Wherever a line below holds the word "tell", copy that line.

(Data records)
____

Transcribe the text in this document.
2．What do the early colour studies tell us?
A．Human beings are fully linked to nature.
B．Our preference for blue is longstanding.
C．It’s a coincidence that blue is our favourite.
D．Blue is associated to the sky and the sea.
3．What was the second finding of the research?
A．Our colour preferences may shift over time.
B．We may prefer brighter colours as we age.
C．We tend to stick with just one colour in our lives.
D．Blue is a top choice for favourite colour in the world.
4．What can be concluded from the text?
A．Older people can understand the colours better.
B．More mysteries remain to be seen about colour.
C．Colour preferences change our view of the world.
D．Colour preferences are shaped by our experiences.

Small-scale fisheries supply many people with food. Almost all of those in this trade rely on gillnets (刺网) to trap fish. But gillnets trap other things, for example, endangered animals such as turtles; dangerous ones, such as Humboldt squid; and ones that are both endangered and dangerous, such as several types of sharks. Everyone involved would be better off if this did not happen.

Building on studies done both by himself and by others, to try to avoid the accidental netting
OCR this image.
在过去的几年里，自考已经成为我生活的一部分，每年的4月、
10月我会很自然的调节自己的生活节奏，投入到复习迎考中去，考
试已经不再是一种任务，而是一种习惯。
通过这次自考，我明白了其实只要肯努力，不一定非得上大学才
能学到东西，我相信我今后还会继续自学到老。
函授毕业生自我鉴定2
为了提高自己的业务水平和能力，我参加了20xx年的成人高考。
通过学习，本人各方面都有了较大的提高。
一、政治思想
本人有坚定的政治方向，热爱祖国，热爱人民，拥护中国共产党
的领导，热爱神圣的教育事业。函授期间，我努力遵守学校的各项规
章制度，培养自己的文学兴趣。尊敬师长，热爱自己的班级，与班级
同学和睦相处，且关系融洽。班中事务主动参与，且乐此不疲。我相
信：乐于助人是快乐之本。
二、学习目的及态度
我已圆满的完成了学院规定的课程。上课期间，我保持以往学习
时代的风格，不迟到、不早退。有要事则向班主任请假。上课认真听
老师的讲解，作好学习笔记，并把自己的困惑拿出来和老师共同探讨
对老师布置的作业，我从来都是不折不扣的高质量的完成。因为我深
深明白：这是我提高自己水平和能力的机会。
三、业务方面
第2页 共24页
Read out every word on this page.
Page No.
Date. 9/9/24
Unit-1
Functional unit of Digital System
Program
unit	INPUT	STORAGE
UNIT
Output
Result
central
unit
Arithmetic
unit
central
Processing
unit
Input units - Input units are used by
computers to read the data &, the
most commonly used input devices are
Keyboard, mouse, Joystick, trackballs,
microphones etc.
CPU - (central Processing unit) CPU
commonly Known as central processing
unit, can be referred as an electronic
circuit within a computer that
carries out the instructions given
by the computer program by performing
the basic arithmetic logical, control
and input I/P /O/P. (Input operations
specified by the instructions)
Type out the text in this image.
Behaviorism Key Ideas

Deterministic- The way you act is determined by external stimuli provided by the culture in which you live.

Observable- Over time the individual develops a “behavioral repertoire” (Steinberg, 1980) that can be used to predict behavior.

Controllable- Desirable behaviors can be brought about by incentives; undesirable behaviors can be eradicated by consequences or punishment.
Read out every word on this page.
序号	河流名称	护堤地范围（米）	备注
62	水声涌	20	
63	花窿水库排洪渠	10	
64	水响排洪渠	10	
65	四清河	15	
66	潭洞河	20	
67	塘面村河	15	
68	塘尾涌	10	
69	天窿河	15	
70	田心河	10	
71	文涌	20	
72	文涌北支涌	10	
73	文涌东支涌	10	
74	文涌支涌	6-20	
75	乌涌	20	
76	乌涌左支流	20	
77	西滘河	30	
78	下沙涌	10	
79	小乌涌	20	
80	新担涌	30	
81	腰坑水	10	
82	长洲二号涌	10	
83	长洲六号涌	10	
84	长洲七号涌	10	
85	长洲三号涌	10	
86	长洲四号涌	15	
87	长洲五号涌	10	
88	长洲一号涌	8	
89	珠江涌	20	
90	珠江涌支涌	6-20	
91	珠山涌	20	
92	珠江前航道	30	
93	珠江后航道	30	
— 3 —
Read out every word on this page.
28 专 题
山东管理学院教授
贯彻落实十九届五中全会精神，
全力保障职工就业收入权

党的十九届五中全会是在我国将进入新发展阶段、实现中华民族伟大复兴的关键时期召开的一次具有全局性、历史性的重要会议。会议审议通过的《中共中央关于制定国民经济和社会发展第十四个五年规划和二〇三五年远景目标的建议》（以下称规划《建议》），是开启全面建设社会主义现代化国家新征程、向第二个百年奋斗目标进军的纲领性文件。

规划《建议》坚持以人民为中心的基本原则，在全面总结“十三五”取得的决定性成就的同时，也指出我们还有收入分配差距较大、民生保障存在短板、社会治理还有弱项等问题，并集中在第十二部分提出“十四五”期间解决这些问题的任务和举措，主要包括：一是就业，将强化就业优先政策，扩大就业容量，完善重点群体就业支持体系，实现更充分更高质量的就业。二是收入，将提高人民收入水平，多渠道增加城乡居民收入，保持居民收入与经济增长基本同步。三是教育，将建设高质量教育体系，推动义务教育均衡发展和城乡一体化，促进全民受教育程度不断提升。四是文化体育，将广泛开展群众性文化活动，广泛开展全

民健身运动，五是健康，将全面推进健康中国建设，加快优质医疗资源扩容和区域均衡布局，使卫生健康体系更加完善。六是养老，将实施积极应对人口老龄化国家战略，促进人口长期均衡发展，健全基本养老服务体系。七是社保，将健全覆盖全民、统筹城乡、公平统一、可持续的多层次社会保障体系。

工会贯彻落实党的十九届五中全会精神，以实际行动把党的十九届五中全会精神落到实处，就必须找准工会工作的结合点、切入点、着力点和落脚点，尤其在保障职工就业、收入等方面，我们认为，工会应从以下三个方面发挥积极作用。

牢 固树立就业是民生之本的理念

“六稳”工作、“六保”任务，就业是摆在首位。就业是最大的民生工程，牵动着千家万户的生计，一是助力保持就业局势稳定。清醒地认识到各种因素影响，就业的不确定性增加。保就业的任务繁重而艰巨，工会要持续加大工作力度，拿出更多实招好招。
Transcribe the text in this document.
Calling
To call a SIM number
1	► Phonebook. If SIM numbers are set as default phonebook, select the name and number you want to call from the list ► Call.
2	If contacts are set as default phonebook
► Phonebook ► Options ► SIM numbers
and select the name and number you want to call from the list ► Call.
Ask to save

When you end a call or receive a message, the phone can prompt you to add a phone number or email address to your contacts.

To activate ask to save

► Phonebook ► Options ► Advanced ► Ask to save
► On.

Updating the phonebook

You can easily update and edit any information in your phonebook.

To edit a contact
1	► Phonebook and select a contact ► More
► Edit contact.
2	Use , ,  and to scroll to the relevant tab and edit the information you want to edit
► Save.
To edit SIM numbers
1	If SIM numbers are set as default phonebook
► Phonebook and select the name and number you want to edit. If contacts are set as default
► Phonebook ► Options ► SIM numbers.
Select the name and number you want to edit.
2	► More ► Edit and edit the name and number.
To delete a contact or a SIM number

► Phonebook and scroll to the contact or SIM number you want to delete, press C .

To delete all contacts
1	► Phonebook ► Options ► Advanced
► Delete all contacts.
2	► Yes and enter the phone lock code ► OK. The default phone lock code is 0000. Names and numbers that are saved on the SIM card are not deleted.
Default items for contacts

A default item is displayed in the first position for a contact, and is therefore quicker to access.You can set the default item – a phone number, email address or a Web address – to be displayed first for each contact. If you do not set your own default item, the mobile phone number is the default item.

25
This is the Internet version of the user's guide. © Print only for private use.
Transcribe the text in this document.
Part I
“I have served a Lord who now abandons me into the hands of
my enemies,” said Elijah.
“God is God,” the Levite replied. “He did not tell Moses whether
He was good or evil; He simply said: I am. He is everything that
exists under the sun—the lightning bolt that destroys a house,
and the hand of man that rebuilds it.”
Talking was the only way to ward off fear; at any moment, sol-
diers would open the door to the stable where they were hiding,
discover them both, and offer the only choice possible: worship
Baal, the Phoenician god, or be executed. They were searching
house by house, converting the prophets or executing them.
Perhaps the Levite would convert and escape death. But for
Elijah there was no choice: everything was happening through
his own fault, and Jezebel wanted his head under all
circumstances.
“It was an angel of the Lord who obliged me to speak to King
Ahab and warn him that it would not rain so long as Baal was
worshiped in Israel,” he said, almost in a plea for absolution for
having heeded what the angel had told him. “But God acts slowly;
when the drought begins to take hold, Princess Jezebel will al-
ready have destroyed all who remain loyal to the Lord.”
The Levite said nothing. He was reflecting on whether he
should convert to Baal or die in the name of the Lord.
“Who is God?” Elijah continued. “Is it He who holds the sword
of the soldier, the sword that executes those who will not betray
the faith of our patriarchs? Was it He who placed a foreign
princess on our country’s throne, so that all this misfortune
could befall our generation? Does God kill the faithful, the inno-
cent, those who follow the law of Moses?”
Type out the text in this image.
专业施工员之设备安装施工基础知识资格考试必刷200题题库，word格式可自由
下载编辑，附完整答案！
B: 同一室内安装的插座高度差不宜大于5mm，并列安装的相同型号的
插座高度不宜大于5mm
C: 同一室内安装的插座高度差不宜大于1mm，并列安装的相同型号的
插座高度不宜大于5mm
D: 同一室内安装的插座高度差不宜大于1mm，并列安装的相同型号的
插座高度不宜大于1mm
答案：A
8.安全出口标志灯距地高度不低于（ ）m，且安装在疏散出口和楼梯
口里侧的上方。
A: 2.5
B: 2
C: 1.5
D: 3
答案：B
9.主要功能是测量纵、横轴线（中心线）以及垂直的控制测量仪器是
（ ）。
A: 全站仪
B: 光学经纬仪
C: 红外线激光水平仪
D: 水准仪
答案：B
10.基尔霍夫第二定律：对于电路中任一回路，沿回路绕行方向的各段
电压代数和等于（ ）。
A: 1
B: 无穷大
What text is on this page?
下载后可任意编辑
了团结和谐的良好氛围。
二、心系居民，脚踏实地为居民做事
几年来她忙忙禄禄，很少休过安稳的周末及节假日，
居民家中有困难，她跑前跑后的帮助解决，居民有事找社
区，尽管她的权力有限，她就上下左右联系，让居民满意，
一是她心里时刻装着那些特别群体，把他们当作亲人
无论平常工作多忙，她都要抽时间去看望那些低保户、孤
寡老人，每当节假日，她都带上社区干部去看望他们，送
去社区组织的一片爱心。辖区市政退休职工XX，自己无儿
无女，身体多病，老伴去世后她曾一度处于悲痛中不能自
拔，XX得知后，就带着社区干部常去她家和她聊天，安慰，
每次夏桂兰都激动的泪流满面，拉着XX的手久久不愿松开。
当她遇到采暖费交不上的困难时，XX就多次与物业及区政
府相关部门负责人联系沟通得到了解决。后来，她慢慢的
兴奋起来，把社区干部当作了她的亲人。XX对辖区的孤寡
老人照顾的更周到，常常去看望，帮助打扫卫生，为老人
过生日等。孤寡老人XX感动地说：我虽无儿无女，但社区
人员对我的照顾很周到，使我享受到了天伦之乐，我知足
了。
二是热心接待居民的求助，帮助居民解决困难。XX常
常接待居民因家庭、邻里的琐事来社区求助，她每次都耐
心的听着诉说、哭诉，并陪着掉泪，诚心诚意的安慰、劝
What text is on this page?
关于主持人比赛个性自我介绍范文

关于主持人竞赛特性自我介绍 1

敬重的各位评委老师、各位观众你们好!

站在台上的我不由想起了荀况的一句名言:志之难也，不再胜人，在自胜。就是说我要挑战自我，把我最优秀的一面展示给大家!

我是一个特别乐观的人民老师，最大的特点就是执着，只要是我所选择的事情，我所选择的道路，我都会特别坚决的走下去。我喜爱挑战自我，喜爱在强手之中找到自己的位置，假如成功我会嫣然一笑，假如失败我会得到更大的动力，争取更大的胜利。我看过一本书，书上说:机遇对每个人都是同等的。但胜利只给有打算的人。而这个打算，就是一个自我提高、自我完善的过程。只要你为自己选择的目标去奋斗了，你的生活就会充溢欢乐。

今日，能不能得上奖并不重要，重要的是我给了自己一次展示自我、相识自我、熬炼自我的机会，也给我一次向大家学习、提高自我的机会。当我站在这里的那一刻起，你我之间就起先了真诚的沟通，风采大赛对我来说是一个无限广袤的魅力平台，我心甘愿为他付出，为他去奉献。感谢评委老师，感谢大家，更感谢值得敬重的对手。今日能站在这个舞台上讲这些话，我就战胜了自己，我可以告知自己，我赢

____

## The response:
2．What do the early colour studies tell us?
“God is God,” the Levite replied. “He did not tell Moses whether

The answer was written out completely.